Problem to work on: Look through the entries and report how many lines include the word "name". Give the number alone.

Figure dataset records

◆ ◆ ◆ ◆ ◆

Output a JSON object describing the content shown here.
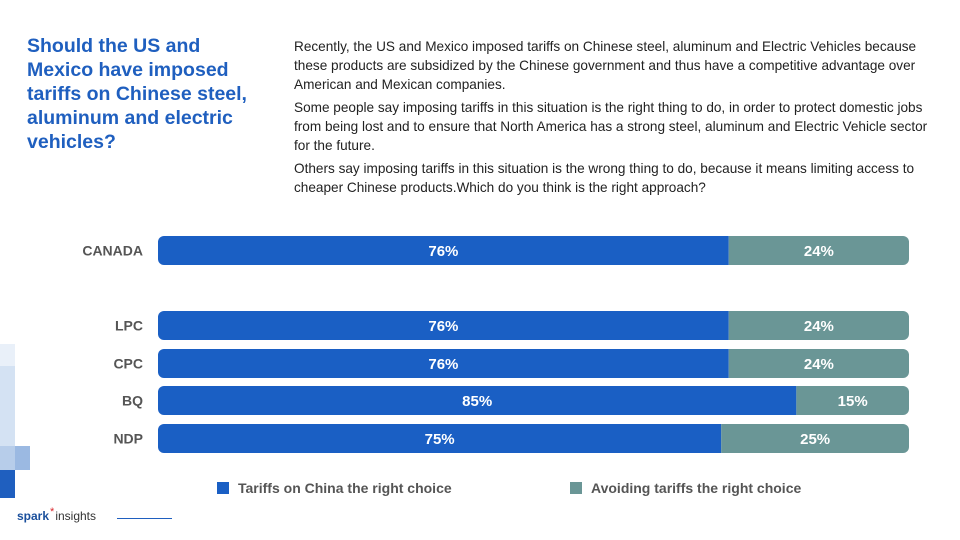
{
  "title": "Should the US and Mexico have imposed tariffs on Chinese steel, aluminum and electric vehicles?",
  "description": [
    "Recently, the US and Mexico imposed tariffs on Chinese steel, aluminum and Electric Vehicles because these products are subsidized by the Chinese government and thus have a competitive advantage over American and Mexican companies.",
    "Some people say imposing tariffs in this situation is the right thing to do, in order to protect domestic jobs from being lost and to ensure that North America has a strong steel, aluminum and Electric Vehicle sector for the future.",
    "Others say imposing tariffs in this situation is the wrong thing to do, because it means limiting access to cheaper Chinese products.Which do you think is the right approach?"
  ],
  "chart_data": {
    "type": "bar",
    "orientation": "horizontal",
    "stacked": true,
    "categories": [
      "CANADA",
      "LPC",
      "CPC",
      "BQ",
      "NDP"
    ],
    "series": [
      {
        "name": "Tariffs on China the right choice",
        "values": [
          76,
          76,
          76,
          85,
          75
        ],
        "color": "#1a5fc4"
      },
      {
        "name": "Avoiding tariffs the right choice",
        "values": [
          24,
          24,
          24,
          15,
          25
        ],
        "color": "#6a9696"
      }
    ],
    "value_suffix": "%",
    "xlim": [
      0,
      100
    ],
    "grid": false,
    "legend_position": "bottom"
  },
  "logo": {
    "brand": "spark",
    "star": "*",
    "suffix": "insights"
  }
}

◆ ◆ ◆ ◆ ◆

Reply: 2